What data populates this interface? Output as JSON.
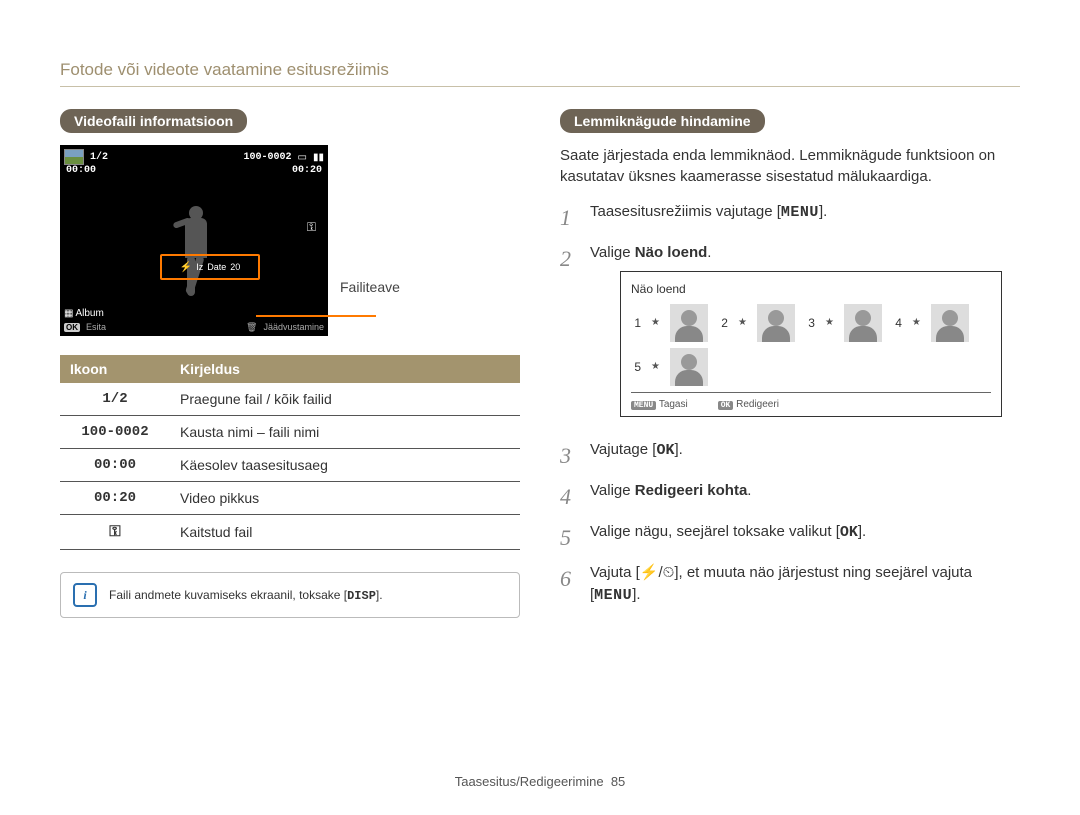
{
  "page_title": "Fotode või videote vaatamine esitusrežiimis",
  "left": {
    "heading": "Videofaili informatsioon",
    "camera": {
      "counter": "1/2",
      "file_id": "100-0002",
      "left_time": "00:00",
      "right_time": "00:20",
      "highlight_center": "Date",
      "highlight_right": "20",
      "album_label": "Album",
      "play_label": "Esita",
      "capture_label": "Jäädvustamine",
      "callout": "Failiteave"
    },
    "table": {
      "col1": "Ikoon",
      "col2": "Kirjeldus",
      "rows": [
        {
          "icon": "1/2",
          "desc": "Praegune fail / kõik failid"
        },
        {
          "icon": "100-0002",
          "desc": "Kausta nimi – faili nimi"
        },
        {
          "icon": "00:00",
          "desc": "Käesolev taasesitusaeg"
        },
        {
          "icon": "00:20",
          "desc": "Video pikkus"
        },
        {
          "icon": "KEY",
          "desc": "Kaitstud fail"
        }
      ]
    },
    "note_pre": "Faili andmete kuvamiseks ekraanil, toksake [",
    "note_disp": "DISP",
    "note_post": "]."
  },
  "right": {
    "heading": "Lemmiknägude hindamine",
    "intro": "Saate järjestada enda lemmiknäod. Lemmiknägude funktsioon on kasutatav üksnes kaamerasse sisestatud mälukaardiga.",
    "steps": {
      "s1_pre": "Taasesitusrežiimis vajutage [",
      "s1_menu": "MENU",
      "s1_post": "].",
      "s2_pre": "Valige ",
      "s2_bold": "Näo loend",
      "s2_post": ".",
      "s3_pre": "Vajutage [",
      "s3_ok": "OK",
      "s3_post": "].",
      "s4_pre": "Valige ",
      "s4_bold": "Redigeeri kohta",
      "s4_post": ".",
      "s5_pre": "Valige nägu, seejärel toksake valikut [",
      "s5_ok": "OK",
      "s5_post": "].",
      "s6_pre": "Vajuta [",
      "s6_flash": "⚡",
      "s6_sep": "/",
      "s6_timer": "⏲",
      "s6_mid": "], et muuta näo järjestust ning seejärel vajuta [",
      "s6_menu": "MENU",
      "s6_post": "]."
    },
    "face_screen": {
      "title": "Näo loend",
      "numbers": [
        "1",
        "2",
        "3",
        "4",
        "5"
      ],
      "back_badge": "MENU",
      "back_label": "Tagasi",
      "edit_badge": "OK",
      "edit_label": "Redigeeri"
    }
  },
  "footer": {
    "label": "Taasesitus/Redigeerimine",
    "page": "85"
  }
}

........

**Challenge:**
Output the data above without changes, apart from leaving out the pictures.

**The result:**
What data populates this interface? Output as JSON.
{
  "page_title": "Fotode või videote vaatamine esitusrežiimis",
  "left": {
    "heading": "Videofaili informatsioon",
    "camera": {
      "counter": "1/2",
      "file_id": "100-0002",
      "left_time": "00:00",
      "right_time": "00:20",
      "highlight_center": "Date",
      "highlight_right": "20",
      "album_label": "Album",
      "play_label": "Esita",
      "capture_label": "Jäädvustamine",
      "callout": "Failiteave"
    },
    "table": {
      "col1": "Ikoon",
      "col2": "Kirjeldus",
      "rows": [
        {
          "icon": "1/2",
          "desc": "Praegune fail / kõik failid"
        },
        {
          "icon": "100-0002",
          "desc": "Kausta nimi – faili nimi"
        },
        {
          "icon": "00:00",
          "desc": "Käesolev taasesitusaeg"
        },
        {
          "icon": "00:20",
          "desc": "Video pikkus"
        },
        {
          "icon": "KEY",
          "desc": "Kaitstud fail"
        }
      ]
    },
    "note_pre": "Faili andmete kuvamiseks ekraanil, toksake [",
    "note_disp": "DISP",
    "note_post": "]."
  },
  "right": {
    "heading": "Lemmiknägude hindamine",
    "intro": "Saate järjestada enda lemmiknäod. Lemmiknägude funktsioon on kasutatav üksnes kaamerasse sisestatud mälukaardiga.",
    "steps": {
      "s1_pre": "Taasesitusrežiimis vajutage [",
      "s1_menu": "MENU",
      "s1_post": "].",
      "s2_pre": "Valige ",
      "s2_bold": "Näo loend",
      "s2_post": ".",
      "s3_pre": "Vajutage [",
      "s3_ok": "OK",
      "s3_post": "].",
      "s4_pre": "Valige ",
      "s4_bold": "Redigeeri kohta",
      "s4_post": ".",
      "s5_pre": "Valige nägu, seejärel toksake valikut [",
      "s5_ok": "OK",
      "s5_post": "].",
      "s6_pre": "Vajuta [",
      "s6_flash": "⚡",
      "s6_sep": "/",
      "s6_timer": "⏲",
      "s6_mid": "], et muuta näo järjestust ning seejärel vajuta [",
      "s6_menu": "MENU",
      "s6_post": "]."
    },
    "face_screen": {
      "title": "Näo loend",
      "numbers": [
        "1",
        "2",
        "3",
        "4",
        "5"
      ],
      "back_badge": "MENU",
      "back_label": "Tagasi",
      "edit_badge": "OK",
      "edit_label": "Redigeeri"
    }
  },
  "footer": {
    "label": "Taasesitus/Redigeerimine",
    "page": "85"
  }
}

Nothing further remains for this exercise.